◆ Instruction
Collect every line of the records below that contains the word "minimum".

* begin Data excerpts *

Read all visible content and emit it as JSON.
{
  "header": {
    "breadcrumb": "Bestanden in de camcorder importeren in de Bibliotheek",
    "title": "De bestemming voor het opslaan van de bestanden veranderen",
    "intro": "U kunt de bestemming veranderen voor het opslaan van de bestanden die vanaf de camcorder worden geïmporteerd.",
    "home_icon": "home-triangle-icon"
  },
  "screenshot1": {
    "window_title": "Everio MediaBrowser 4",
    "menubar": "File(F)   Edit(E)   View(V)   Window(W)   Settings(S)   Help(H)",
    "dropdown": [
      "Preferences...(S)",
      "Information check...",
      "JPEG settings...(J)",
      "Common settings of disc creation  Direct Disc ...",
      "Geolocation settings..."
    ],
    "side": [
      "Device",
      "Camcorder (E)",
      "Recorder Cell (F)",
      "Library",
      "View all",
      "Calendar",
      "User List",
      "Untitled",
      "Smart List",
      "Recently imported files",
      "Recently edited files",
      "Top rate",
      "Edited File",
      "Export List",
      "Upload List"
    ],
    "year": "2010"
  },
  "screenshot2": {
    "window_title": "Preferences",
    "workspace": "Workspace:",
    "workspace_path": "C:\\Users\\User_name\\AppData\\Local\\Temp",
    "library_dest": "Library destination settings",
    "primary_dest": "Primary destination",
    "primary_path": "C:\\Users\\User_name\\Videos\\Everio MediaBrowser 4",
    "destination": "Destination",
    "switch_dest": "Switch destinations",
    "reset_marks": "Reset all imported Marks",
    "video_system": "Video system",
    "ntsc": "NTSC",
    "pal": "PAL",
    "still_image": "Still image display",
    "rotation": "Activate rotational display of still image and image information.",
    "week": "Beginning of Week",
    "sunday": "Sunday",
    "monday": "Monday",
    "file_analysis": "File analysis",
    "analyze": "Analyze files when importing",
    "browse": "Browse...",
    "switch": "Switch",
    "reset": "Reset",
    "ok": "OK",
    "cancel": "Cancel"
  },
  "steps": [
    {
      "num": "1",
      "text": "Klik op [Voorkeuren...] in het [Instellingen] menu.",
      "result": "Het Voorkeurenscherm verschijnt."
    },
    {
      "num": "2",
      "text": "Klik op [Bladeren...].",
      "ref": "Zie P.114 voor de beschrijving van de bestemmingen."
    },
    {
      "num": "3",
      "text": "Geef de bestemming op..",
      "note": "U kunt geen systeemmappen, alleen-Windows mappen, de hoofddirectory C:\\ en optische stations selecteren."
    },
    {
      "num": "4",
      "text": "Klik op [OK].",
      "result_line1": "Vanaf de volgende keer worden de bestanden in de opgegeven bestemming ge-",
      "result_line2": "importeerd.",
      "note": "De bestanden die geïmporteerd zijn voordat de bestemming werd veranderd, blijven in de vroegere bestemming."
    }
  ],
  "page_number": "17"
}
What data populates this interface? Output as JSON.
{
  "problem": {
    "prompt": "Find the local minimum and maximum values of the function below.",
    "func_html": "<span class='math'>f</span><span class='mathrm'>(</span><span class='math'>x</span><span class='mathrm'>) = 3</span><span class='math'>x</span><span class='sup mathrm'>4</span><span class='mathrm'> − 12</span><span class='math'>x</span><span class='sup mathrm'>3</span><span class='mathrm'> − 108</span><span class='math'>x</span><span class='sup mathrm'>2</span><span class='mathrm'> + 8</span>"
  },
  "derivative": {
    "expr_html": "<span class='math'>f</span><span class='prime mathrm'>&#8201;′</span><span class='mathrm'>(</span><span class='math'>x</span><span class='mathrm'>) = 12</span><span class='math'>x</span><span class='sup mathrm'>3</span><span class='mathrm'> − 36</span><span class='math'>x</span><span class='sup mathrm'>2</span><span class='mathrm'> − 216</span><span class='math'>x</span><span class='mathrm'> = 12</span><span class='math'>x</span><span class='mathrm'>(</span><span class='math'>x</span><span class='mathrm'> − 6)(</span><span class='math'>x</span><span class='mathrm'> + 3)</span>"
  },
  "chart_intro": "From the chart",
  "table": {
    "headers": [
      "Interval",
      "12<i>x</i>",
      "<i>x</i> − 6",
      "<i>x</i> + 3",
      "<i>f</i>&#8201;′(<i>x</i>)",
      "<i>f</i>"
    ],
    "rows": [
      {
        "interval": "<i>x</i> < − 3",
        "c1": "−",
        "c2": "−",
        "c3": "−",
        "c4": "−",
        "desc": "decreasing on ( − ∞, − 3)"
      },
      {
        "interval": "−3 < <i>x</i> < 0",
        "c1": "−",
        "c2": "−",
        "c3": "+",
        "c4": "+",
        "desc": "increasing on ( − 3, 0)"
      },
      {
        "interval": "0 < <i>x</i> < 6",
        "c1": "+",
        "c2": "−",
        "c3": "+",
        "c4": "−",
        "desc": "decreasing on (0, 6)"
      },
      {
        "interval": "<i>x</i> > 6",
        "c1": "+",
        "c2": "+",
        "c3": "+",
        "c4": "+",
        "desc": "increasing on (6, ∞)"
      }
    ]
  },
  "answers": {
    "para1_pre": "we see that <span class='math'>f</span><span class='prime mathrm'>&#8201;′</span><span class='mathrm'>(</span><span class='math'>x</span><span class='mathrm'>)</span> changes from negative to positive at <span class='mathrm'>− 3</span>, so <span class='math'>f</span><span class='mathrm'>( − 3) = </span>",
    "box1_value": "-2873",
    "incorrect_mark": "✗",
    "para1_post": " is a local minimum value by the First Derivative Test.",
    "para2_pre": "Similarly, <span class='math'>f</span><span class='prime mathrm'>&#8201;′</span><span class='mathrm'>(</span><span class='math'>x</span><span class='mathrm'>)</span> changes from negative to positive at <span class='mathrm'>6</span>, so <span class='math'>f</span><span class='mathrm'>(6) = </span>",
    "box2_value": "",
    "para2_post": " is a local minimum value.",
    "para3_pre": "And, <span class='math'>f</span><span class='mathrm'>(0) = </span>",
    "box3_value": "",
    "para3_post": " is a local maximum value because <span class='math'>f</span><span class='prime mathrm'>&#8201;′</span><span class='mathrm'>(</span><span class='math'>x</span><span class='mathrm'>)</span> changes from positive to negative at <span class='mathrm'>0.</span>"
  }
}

* end Data excerpts *

◆ Task solution
    "prompt": "Find the local minimum and maximum values of the function below.",
    "para1_post": " is a local minimum value by the First Derivative Test.",
    "para2_post": " is a local minimum value.",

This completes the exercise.